(Stored records)
------------------------------

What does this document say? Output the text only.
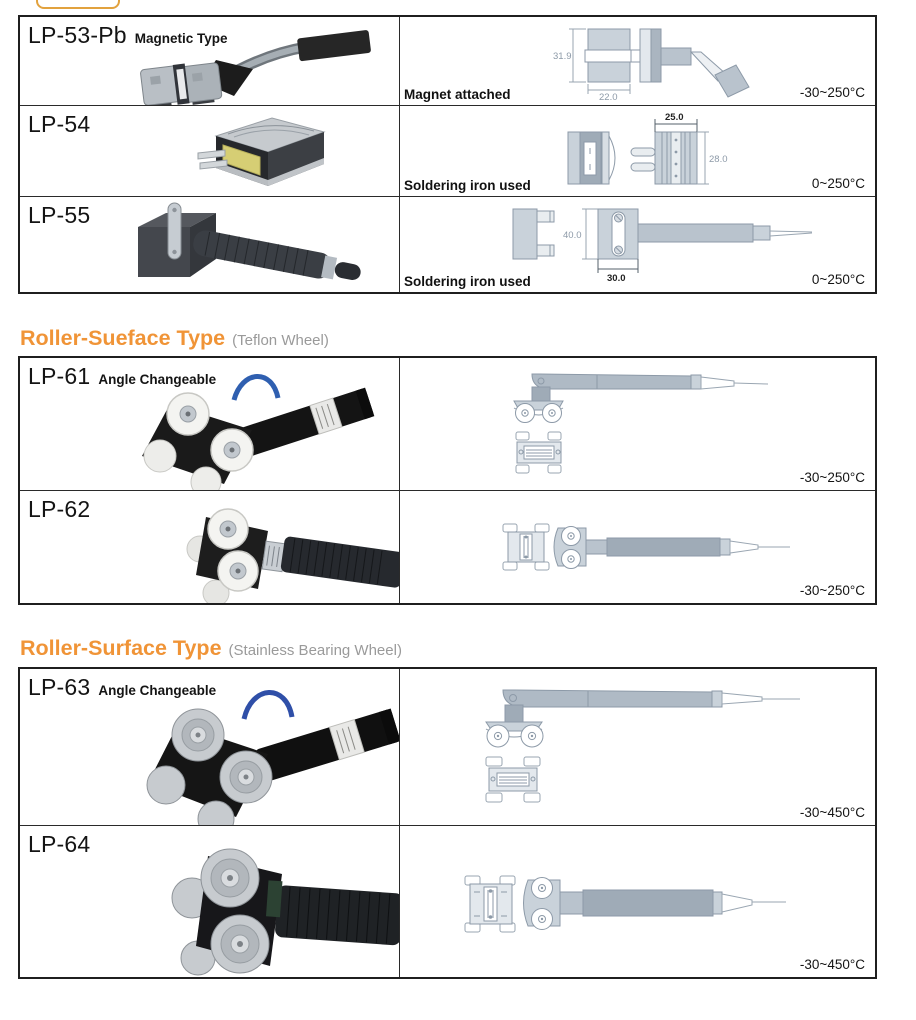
LP-53-Pb Magnetic Type
31.9
22.0
Magnet attached	-30~250°C
LP-54	25.0
28.0
Soldering iron used	0~250°C
LP-55
40.0
30.0
Soldering iron used	0~250°C
Roller-Sueface Type (Teflon Wheel)
LP-61 Angle Changeable
-30~250°C
LP-62
-30~250°C
Roller-Surface Type (Stainless Bearing Wheel)
LP-63 Angle Changeable
-30~450°C
LP-64
-30~450°C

------------------------------

* [REQUIREMENT] Without the pictures, repeat all the records word for word.

* [TASK ANSWER]
What does this document say? Output the text only.
LP-53-Pb Magnetic Type
31.9
22.0
Magnet attached	-30~250°C
LP-54	25.0
28.0
Soldering iron used	0~250°C
LP-55
40.0
30.0
Soldering iron used	0~250°C
Roller-Sueface Type (Teflon Wheel)
LP-61 Angle Changeable
-30~250°C
LP-62
-30~250°C
Roller-Surface Type (Stainless Bearing Wheel)
LP-63 Angle Changeable
-30~450°C
LP-64
-30~450°C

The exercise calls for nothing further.